§ SET TASK:
Return every line of the data below that includes the string "WINNT".
━━━ DATASET ENTRIES
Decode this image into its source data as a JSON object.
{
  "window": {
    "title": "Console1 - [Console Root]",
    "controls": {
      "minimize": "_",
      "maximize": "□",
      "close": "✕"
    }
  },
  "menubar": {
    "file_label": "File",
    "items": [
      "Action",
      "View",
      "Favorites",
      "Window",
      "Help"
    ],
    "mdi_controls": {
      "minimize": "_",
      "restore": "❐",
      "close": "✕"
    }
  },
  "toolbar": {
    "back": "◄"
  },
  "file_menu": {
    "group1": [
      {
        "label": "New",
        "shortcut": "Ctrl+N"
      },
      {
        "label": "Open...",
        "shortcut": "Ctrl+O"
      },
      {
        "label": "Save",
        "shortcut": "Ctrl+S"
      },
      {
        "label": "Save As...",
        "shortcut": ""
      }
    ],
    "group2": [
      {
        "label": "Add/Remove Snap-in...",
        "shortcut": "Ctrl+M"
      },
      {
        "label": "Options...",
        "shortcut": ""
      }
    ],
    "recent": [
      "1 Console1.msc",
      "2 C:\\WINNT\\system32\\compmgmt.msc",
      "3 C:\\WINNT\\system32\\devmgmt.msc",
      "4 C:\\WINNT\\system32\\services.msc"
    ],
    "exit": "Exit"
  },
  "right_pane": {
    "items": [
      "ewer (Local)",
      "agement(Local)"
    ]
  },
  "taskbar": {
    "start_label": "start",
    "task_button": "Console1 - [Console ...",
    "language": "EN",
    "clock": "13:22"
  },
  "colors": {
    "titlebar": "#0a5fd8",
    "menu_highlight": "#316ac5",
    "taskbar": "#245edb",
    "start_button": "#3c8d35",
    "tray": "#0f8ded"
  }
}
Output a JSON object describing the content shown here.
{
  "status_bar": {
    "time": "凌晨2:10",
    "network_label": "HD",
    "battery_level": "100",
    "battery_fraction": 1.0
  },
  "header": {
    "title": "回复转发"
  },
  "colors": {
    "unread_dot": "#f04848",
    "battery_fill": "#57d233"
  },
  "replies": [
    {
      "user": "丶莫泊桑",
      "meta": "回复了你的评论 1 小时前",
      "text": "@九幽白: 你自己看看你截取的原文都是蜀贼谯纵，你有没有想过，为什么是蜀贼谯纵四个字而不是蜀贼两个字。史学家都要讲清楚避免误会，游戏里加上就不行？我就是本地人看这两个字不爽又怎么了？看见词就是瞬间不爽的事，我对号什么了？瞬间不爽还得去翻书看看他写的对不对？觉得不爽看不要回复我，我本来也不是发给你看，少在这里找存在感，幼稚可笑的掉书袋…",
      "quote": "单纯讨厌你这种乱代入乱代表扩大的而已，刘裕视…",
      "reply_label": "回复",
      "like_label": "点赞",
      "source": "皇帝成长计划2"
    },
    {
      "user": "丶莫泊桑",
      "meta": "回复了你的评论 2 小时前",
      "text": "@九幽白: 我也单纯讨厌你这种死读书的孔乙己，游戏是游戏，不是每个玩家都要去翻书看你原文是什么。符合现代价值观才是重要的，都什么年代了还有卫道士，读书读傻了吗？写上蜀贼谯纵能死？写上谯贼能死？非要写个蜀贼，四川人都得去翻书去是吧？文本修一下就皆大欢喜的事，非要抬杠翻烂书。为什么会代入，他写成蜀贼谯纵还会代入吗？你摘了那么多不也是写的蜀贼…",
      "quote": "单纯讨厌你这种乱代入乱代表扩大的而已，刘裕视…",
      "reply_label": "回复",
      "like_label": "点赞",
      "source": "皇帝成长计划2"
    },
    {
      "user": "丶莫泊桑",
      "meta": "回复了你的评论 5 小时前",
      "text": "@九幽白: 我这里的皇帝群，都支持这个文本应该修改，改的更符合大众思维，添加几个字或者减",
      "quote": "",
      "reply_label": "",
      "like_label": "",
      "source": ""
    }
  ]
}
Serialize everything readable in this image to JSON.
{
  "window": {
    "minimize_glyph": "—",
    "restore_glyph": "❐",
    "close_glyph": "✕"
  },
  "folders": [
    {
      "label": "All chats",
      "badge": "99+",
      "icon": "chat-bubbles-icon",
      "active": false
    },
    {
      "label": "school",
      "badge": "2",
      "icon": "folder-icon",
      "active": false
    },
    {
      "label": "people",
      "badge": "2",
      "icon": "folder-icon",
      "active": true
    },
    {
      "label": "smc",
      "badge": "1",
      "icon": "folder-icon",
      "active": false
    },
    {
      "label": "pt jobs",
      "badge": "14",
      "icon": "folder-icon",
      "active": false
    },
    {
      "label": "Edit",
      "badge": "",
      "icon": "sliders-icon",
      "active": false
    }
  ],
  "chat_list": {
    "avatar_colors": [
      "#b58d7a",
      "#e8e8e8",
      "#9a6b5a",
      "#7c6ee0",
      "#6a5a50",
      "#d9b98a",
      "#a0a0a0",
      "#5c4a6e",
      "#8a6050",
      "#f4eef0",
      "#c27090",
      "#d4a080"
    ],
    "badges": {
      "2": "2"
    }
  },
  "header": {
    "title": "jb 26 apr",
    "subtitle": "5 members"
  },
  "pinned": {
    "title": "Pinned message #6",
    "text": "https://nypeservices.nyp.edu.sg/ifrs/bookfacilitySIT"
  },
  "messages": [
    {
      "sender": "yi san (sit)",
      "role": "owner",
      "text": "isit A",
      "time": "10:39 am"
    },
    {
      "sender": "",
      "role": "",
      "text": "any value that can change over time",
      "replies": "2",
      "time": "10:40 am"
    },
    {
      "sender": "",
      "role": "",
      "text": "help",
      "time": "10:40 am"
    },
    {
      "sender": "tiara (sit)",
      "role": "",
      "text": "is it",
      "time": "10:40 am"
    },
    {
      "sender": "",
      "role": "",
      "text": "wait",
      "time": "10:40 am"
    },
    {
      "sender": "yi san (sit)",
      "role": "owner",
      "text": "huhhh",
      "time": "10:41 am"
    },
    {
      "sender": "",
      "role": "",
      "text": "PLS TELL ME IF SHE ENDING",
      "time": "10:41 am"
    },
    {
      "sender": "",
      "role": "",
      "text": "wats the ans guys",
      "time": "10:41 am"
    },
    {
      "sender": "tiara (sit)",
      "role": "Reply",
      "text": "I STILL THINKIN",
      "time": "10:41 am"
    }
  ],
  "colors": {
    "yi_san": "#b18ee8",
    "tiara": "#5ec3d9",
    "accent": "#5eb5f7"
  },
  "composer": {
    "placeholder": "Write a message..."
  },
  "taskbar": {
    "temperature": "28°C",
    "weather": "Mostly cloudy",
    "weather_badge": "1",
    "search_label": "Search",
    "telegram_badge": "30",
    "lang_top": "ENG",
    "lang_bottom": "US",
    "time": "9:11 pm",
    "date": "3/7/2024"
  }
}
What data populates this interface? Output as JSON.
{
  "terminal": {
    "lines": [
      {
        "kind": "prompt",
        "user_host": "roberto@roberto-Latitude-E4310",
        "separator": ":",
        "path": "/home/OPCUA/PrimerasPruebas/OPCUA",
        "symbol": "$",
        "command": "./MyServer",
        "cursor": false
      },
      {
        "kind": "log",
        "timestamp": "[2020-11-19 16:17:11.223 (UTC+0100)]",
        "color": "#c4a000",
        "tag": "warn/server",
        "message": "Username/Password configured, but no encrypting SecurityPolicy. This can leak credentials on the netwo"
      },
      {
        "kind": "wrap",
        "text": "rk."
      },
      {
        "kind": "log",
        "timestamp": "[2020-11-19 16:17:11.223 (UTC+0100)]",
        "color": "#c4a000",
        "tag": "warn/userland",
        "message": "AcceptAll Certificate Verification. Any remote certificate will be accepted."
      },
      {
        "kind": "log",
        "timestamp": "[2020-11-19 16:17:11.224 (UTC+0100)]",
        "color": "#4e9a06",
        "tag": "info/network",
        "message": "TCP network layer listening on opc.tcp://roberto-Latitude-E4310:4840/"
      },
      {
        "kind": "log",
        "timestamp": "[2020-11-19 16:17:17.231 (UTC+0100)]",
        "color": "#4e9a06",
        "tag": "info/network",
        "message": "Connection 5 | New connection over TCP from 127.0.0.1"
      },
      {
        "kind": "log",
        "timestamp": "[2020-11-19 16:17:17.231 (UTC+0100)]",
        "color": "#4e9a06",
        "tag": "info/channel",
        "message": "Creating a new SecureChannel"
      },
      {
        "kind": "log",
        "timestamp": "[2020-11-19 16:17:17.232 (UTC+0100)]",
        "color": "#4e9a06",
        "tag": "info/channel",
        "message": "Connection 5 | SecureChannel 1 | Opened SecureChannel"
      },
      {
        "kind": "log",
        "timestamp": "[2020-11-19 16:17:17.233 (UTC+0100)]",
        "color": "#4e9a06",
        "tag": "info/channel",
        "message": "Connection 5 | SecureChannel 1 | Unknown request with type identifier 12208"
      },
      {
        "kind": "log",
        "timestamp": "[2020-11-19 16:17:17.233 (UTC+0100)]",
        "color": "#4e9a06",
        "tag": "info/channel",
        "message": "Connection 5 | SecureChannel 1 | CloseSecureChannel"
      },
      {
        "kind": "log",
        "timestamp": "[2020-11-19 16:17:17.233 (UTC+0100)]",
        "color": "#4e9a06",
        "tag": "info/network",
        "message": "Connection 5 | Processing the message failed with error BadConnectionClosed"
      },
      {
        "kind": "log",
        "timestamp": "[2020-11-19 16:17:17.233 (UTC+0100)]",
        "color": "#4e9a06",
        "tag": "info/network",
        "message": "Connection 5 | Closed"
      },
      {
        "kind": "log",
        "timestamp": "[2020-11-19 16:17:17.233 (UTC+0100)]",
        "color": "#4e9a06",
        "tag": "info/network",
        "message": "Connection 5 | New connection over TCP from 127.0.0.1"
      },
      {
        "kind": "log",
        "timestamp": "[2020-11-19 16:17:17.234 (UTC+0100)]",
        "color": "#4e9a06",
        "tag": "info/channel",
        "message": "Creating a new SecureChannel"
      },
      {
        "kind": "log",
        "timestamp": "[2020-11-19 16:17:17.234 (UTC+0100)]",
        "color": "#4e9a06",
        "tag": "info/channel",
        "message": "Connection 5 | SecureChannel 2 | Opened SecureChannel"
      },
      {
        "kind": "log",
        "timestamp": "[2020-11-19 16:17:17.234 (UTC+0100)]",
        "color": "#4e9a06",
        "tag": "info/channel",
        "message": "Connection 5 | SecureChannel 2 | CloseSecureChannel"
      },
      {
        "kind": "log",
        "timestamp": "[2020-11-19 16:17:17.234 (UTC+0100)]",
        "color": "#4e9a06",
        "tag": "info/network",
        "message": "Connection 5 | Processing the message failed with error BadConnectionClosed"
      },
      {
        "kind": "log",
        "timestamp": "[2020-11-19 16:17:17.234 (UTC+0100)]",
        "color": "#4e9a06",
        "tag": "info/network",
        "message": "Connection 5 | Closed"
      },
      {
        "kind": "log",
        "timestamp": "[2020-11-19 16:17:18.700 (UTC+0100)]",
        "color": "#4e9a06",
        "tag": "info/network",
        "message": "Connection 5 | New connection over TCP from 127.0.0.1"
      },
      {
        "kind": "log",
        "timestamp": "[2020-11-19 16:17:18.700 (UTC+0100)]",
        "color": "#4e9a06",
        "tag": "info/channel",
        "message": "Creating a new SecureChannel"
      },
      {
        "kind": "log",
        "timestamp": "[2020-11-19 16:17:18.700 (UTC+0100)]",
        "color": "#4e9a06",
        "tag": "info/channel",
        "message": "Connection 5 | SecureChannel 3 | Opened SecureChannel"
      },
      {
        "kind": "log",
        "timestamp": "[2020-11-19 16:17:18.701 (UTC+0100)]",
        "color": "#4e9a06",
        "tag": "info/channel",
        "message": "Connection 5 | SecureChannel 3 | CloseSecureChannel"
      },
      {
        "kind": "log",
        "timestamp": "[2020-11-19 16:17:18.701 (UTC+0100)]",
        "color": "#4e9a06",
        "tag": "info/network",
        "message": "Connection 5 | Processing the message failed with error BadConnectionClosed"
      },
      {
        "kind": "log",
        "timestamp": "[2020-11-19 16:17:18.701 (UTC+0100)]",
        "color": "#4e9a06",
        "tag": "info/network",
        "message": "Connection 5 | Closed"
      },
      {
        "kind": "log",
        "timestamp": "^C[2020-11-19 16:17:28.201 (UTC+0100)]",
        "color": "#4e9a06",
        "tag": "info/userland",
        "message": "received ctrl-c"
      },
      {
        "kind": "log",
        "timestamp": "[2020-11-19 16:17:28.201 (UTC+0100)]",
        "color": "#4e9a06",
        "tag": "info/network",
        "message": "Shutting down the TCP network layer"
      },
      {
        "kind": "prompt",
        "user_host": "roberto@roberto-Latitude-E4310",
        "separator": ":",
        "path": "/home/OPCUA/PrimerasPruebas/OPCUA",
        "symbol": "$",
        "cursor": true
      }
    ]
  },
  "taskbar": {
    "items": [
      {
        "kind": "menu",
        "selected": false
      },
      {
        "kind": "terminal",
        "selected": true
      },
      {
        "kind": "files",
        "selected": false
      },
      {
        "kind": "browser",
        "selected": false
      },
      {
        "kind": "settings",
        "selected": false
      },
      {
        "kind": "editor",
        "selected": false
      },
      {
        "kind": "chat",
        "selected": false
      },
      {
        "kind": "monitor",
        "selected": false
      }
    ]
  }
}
━━━━━━
§ RESPONSE:
      "2 C:\\WINNT\\system32\\compmgmt.msc",
      "3 C:\\WINNT\\system32\\devmgmt.msc",
      "4 C:\\WINNT\\system32\\services.msc"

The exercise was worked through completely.